Stored data:
* * * * * * * * *

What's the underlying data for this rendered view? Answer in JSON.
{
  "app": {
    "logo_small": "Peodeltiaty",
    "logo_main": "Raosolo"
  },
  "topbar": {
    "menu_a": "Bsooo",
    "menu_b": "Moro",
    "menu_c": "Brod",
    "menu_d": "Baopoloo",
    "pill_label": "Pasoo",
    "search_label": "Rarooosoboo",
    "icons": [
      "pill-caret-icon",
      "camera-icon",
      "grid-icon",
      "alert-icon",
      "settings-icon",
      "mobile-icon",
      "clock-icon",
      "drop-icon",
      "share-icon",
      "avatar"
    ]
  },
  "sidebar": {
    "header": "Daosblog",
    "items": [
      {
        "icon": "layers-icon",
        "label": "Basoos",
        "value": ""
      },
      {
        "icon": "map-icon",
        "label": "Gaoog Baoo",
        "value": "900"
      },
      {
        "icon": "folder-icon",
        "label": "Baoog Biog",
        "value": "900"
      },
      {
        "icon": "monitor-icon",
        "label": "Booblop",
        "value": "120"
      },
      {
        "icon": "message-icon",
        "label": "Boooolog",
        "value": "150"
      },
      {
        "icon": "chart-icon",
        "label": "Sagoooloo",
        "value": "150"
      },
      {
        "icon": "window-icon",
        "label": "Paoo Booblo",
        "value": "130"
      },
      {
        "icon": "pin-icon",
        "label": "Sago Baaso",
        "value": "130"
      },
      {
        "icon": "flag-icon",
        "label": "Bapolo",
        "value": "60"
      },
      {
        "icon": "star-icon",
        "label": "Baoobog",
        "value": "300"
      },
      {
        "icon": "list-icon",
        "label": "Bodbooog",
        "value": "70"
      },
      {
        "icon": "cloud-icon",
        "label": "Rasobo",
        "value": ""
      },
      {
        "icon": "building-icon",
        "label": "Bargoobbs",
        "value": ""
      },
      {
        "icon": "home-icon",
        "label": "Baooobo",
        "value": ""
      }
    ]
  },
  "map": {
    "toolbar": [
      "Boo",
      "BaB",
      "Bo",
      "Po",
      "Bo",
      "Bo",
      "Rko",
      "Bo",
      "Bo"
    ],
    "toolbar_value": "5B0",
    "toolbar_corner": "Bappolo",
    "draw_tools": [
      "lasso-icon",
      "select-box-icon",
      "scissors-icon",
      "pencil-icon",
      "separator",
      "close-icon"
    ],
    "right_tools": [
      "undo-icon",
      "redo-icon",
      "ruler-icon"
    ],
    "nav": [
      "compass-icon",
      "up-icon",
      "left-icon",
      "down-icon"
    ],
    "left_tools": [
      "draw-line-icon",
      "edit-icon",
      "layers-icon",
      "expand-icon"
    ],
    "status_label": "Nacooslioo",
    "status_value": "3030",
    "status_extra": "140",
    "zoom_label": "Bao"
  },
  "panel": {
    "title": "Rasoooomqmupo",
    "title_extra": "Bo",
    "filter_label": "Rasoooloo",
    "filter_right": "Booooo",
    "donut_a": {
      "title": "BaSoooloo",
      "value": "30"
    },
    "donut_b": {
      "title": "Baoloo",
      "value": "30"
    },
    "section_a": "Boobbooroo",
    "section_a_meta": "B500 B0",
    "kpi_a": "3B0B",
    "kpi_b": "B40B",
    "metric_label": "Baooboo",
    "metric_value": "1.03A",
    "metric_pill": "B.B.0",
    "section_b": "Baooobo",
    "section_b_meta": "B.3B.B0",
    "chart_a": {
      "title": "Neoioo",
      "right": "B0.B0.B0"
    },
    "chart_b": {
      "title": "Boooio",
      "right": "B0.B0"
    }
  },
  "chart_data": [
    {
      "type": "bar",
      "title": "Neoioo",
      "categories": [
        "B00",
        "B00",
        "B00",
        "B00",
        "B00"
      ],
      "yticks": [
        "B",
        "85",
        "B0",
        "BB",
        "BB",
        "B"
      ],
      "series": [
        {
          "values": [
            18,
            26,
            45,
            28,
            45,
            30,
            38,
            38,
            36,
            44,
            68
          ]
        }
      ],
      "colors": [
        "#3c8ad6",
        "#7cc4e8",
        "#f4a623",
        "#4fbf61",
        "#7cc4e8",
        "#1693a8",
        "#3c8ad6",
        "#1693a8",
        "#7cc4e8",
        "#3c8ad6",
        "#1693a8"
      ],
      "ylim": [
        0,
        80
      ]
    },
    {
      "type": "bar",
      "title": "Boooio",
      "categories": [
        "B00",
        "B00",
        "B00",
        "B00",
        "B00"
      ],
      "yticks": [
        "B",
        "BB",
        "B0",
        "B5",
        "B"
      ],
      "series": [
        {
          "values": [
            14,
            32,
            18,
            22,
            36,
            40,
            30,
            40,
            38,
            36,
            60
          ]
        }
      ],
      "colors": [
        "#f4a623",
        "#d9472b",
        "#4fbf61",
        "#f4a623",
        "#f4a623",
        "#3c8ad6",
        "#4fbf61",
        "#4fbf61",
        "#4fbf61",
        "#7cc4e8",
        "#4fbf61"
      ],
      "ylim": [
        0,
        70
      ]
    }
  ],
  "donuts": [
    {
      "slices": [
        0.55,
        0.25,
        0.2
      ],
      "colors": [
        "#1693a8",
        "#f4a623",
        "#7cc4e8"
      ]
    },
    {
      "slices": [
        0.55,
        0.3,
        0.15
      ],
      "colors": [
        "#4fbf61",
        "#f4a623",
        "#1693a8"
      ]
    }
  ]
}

* * * * * * * * *

Requirement
Print the records above exactly as they appear.

Solution to this exercise
What's the underlying data for this rendered view? Answer in JSON.
{
  "app": {
    "logo_small": "Peodeltiaty",
    "logo_main": "Raosolo"
  },
  "topbar": {
    "menu_a": "Bsooo",
    "menu_b": "Moro",
    "menu_c": "Brod",
    "menu_d": "Baopoloo",
    "pill_label": "Pasoo",
    "search_label": "Rarooosoboo",
    "icons": [
      "pill-caret-icon",
      "camera-icon",
      "grid-icon",
      "alert-icon",
      "settings-icon",
      "mobile-icon",
      "clock-icon",
      "drop-icon",
      "share-icon",
      "avatar"
    ]
  },
  "sidebar": {
    "header": "Daosblog",
    "items": [
      {
        "icon": "layers-icon",
        "label": "Basoos",
        "value": ""
      },
      {
        "icon": "map-icon",
        "label": "Gaoog Baoo",
        "value": "900"
      },
      {
        "icon": "folder-icon",
        "label": "Baoog Biog",
        "value": "900"
      },
      {
        "icon": "monitor-icon",
        "label": "Booblop",
        "value": "120"
      },
      {
        "icon": "message-icon",
        "label": "Boooolog",
        "value": "150"
      },
      {
        "icon": "chart-icon",
        "label": "Sagoooloo",
        "value": "150"
      },
      {
        "icon": "window-icon",
        "label": "Paoo Booblo",
        "value": "130"
      },
      {
        "icon": "pin-icon",
        "label": "Sago Baaso",
        "value": "130"
      },
      {
        "icon": "flag-icon",
        "label": "Bapolo",
        "value": "60"
      },
      {
        "icon": "star-icon",
        "label": "Baoobog",
        "value": "300"
      },
      {
        "icon": "list-icon",
        "label": "Bodbooog",
        "value": "70"
      },
      {
        "icon": "cloud-icon",
        "label": "Rasobo",
        "value": ""
      },
      {
        "icon": "building-icon",
        "label": "Bargoobbs",
        "value": ""
      },
      {
        "icon": "home-icon",
        "label": "Baooobo",
        "value": ""
      }
    ]
  },
  "map": {
    "toolbar": [
      "Boo",
      "BaB",
      "Bo",
      "Po",
      "Bo",
      "Bo",
      "Rko",
      "Bo",
      "Bo"
    ],
    "toolbar_value": "5B0",
    "toolbar_corner": "Bappolo",
    "draw_tools": [
      "lasso-icon",
      "select-box-icon",
      "scissors-icon",
      "pencil-icon",
      "separator",
      "close-icon"
    ],
    "right_tools": [
      "undo-icon",
      "redo-icon",
      "ruler-icon"
    ],
    "nav": [
      "compass-icon",
      "up-icon",
      "left-icon",
      "down-icon"
    ],
    "left_tools": [
      "draw-line-icon",
      "edit-icon",
      "layers-icon",
      "expand-icon"
    ],
    "status_label": "Nacooslioo",
    "status_value": "3030",
    "status_extra": "140",
    "zoom_label": "Bao"
  },
  "panel": {
    "title": "Rasoooomqmupo",
    "title_extra": "Bo",
    "filter_label": "Rasoooloo",
    "filter_right": "Booooo",
    "donut_a": {
      "title": "BaSoooloo",
      "value": "30"
    },
    "donut_b": {
      "title": "Baoloo",
      "value": "30"
    },
    "section_a": "Boobbooroo",
    "section_a_meta": "B500 B0",
    "kpi_a": "3B0B",
    "kpi_b": "B40B",
    "metric_label": "Baooboo",
    "metric_value": "1.03A",
    "metric_pill": "B.B.0",
    "section_b": "Baooobo",
    "section_b_meta": "B.3B.B0",
    "chart_a": {
      "title": "Neoioo",
      "right": "B0.B0.B0"
    },
    "chart_b": {
      "title": "Boooio",
      "right": "B0.B0"
    }
  },
  "chart_data": [
    {
      "type": "bar",
      "title": "Neoioo",
      "categories": [
        "B00",
        "B00",
        "B00",
        "B00",
        "B00"
      ],
      "yticks": [
        "B",
        "85",
        "B0",
        "BB",
        "BB",
        "B"
      ],
      "series": [
        {
          "values": [
            18,
            26,
            45,
            28,
            45,
            30,
            38,
            38,
            36,
            44,
            68
          ]
        }
      ],
      "colors": [
        "#3c8ad6",
        "#7cc4e8",
        "#f4a623",
        "#4fbf61",
        "#7cc4e8",
        "#1693a8",
        "#3c8ad6",
        "#1693a8",
        "#7cc4e8",
        "#3c8ad6",
        "#1693a8"
      ],
      "ylim": [
        0,
        80
      ]
    },
    {
      "type": "bar",
      "title": "Boooio",
      "categories": [
        "B00",
        "B00",
        "B00",
        "B00",
        "B00"
      ],
      "yticks": [
        "B",
        "BB",
        "B0",
        "B5",
        "B"
      ],
      "series": [
        {
          "values": [
            14,
            32,
            18,
            22,
            36,
            40,
            30,
            40,
            38,
            36,
            60
          ]
        }
      ],
      "colors": [
        "#f4a623",
        "#d9472b",
        "#4fbf61",
        "#f4a623",
        "#f4a623",
        "#3c8ad6",
        "#4fbf61",
        "#4fbf61",
        "#4fbf61",
        "#7cc4e8",
        "#4fbf61"
      ],
      "ylim": [
        0,
        70
      ]
    }
  ],
  "donuts": [
    {
      "slices": [
        0.55,
        0.25,
        0.2
      ],
      "colors": [
        "#1693a8",
        "#f4a623",
        "#7cc4e8"
      ]
    },
    {
      "slices": [
        0.55,
        0.3,
        0.15
      ],
      "colors": [
        "#4fbf61",
        "#f4a623",
        "#1693a8"
      ]
    }
  ]
}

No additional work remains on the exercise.